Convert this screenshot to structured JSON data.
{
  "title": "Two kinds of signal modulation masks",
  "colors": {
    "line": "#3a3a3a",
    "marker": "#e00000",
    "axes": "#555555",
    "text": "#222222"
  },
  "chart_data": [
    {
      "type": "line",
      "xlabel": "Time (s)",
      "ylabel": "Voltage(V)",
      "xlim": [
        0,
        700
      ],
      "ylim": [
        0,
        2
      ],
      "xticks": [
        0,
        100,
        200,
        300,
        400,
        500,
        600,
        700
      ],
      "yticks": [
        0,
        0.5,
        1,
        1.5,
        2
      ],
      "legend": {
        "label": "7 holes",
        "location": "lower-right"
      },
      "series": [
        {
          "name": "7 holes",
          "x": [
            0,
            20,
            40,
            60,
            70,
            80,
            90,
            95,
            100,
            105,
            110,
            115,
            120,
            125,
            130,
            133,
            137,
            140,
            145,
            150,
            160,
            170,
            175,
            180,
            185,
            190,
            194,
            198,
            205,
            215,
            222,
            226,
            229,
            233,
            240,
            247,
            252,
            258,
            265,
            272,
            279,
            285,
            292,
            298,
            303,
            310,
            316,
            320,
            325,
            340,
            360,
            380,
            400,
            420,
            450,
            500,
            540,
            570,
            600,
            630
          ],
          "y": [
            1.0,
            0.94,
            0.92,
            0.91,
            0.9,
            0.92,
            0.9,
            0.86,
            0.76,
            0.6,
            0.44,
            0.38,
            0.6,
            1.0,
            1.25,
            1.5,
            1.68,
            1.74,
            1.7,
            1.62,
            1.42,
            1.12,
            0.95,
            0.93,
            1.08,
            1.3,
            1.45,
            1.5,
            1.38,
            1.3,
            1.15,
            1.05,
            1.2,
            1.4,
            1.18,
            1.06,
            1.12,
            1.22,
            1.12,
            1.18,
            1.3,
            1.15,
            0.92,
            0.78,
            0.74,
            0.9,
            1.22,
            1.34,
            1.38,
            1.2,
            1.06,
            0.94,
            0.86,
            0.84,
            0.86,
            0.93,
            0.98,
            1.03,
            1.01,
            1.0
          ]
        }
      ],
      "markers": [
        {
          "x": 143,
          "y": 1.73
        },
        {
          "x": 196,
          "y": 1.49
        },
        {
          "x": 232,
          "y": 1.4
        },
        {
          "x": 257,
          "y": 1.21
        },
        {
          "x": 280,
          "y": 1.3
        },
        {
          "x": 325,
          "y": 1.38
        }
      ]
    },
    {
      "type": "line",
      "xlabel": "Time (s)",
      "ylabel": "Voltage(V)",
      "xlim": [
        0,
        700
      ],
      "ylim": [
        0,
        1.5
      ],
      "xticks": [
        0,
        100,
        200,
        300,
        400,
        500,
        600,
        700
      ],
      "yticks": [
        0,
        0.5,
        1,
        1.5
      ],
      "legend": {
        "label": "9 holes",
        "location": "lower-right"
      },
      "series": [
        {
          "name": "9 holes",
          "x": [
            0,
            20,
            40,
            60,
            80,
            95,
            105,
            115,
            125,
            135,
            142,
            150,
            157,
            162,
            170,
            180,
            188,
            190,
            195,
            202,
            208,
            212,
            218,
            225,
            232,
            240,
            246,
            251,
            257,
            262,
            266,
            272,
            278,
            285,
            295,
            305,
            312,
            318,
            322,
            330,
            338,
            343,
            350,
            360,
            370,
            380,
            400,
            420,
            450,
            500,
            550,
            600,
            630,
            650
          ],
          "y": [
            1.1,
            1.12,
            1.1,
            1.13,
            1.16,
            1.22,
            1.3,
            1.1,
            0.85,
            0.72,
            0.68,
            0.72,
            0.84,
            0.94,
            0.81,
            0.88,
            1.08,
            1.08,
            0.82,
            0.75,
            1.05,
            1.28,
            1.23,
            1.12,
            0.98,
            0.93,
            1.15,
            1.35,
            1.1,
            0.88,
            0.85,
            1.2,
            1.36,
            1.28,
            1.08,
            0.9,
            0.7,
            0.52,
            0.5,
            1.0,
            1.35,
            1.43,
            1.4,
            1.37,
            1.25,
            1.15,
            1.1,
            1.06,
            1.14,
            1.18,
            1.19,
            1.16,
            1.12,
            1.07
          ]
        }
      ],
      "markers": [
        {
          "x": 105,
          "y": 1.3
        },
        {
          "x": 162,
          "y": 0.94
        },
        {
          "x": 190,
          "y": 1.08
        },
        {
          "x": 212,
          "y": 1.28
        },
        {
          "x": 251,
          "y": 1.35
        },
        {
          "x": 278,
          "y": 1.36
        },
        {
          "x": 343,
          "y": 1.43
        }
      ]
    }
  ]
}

**Task:** Go through the listing and print each line exactly as it appears.

**Final result:**
Convert this screenshot to structured JSON data.
{
  "title": "Two kinds of signal modulation masks",
  "colors": {
    "line": "#3a3a3a",
    "marker": "#e00000",
    "axes": "#555555",
    "text": "#222222"
  },
  "chart_data": [
    {
      "type": "line",
      "xlabel": "Time (s)",
      "ylabel": "Voltage(V)",
      "xlim": [
        0,
        700
      ],
      "ylim": [
        0,
        2
      ],
      "xticks": [
        0,
        100,
        200,
        300,
        400,
        500,
        600,
        700
      ],
      "yticks": [
        0,
        0.5,
        1,
        1.5,
        2
      ],
      "legend": {
        "label": "7 holes",
        "location": "lower-right"
      },
      "series": [
        {
          "name": "7 holes",
          "x": [
            0,
            20,
            40,
            60,
            70,
            80,
            90,
            95,
            100,
            105,
            110,
            115,
            120,
            125,
            130,
            133,
            137,
            140,
            145,
            150,
            160,
            170,
            175,
            180,
            185,
            190,
            194,
            198,
            205,
            215,
            222,
            226,
            229,
            233,
            240,
            247,
            252,
            258,
            265,
            272,
            279,
            285,
            292,
            298,
            303,
            310,
            316,
            320,
            325,
            340,
            360,
            380,
            400,
            420,
            450,
            500,
            540,
            570,
            600,
            630
          ],
          "y": [
            1.0,
            0.94,
            0.92,
            0.91,
            0.9,
            0.92,
            0.9,
            0.86,
            0.76,
            0.6,
            0.44,
            0.38,
            0.6,
            1.0,
            1.25,
            1.5,
            1.68,
            1.74,
            1.7,
            1.62,
            1.42,
            1.12,
            0.95,
            0.93,
            1.08,
            1.3,
            1.45,
            1.5,
            1.38,
            1.3,
            1.15,
            1.05,
            1.2,
            1.4,
            1.18,
            1.06,
            1.12,
            1.22,
            1.12,
            1.18,
            1.3,
            1.15,
            0.92,
            0.78,
            0.74,
            0.9,
            1.22,
            1.34,
            1.38,
            1.2,
            1.06,
            0.94,
            0.86,
            0.84,
            0.86,
            0.93,
            0.98,
            1.03,
            1.01,
            1.0
          ]
        }
      ],
      "markers": [
        {
          "x": 143,
          "y": 1.73
        },
        {
          "x": 196,
          "y": 1.49
        },
        {
          "x": 232,
          "y": 1.4
        },
        {
          "x": 257,
          "y": 1.21
        },
        {
          "x": 280,
          "y": 1.3
        },
        {
          "x": 325,
          "y": 1.38
        }
      ]
    },
    {
      "type": "line",
      "xlabel": "Time (s)",
      "ylabel": "Voltage(V)",
      "xlim": [
        0,
        700
      ],
      "ylim": [
        0,
        1.5
      ],
      "xticks": [
        0,
        100,
        200,
        300,
        400,
        500,
        600,
        700
      ],
      "yticks": [
        0,
        0.5,
        1,
        1.5
      ],
      "legend": {
        "label": "9 holes",
        "location": "lower-right"
      },
      "series": [
        {
          "name": "9 holes",
          "x": [
            0,
            20,
            40,
            60,
            80,
            95,
            105,
            115,
            125,
            135,
            142,
            150,
            157,
            162,
            170,
            180,
            188,
            190,
            195,
            202,
            208,
            212,
            218,
            225,
            232,
            240,
            246,
            251,
            257,
            262,
            266,
            272,
            278,
            285,
            295,
            305,
            312,
            318,
            322,
            330,
            338,
            343,
            350,
            360,
            370,
            380,
            400,
            420,
            450,
            500,
            550,
            600,
            630,
            650
          ],
          "y": [
            1.1,
            1.12,
            1.1,
            1.13,
            1.16,
            1.22,
            1.3,
            1.1,
            0.85,
            0.72,
            0.68,
            0.72,
            0.84,
            0.94,
            0.81,
            0.88,
            1.08,
            1.08,
            0.82,
            0.75,
            1.05,
            1.28,
            1.23,
            1.12,
            0.98,
            0.93,
            1.15,
            1.35,
            1.1,
            0.88,
            0.85,
            1.2,
            1.36,
            1.28,
            1.08,
            0.9,
            0.7,
            0.52,
            0.5,
            1.0,
            1.35,
            1.43,
            1.4,
            1.37,
            1.25,
            1.15,
            1.1,
            1.06,
            1.14,
            1.18,
            1.19,
            1.16,
            1.12,
            1.07
          ]
        }
      ],
      "markers": [
        {
          "x": 105,
          "y": 1.3
        },
        {
          "x": 162,
          "y": 0.94
        },
        {
          "x": 190,
          "y": 1.08
        },
        {
          "x": 212,
          "y": 1.28
        },
        {
          "x": 251,
          "y": 1.35
        },
        {
          "x": 278,
          "y": 1.36
        },
        {
          "x": 343,
          "y": 1.43
        }
      ]
    }
  ]
}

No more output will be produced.